_TASK_
Your task is to print all of the material verbatim.
-=-=-
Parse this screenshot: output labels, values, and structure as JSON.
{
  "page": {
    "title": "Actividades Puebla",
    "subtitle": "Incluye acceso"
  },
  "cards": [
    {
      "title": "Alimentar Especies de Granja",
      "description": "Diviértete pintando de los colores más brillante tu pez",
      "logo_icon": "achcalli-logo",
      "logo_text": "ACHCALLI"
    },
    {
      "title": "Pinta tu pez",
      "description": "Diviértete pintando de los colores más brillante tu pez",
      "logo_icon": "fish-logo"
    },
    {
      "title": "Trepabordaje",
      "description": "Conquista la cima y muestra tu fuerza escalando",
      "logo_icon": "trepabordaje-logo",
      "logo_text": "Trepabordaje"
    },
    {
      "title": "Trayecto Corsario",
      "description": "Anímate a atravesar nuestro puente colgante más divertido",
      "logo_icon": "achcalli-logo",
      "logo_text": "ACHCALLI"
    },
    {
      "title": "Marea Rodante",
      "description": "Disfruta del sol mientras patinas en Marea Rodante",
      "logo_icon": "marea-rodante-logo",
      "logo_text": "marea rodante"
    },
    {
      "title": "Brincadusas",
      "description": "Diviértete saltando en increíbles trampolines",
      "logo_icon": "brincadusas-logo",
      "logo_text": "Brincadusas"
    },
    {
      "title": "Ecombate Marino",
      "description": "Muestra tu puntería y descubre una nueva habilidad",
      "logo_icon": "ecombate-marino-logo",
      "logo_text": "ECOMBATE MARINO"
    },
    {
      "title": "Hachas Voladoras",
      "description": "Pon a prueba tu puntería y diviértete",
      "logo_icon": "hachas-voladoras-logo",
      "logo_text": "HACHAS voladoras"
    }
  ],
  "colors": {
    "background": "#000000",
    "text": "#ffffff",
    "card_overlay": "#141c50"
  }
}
-=-=-
_THE COMPLETED TASK_
Parse this screenshot: output labels, values, and structure as JSON.
{
  "page": {
    "title": "Actividades Puebla",
    "subtitle": "Incluye acceso"
  },
  "cards": [
    {
      "title": "Alimentar Especies de Granja",
      "description": "Diviértete pintando de los colores más brillante tu pez",
      "logo_icon": "achcalli-logo",
      "logo_text": "ACHCALLI"
    },
    {
      "title": "Pinta tu pez",
      "description": "Diviértete pintando de los colores más brillante tu pez",
      "logo_icon": "fish-logo"
    },
    {
      "title": "Trepabordaje",
      "description": "Conquista la cima y muestra tu fuerza escalando",
      "logo_icon": "trepabordaje-logo",
      "logo_text": "Trepabordaje"
    },
    {
      "title": "Trayecto Corsario",
      "description": "Anímate a atravesar nuestro puente colgante más divertido",
      "logo_icon": "achcalli-logo",
      "logo_text": "ACHCALLI"
    },
    {
      "title": "Marea Rodante",
      "description": "Disfruta del sol mientras patinas en Marea Rodante",
      "logo_icon": "marea-rodante-logo",
      "logo_text": "marea rodante"
    },
    {
      "title": "Brincadusas",
      "description": "Diviértete saltando en increíbles trampolines",
      "logo_icon": "brincadusas-logo",
      "logo_text": "Brincadusas"
    },
    {
      "title": "Ecombate Marino",
      "description": "Muestra tu puntería y descubre una nueva habilidad",
      "logo_icon": "ecombate-marino-logo",
      "logo_text": "ECOMBATE MARINO"
    },
    {
      "title": "Hachas Voladoras",
      "description": "Pon a prueba tu puntería y diviértete",
      "logo_icon": "hachas-voladoras-logo",
      "logo_text": "HACHAS voladoras"
    }
  ],
  "colors": {
    "background": "#000000",
    "text": "#ffffff",
    "card_overlay": "#141c50"
  }
}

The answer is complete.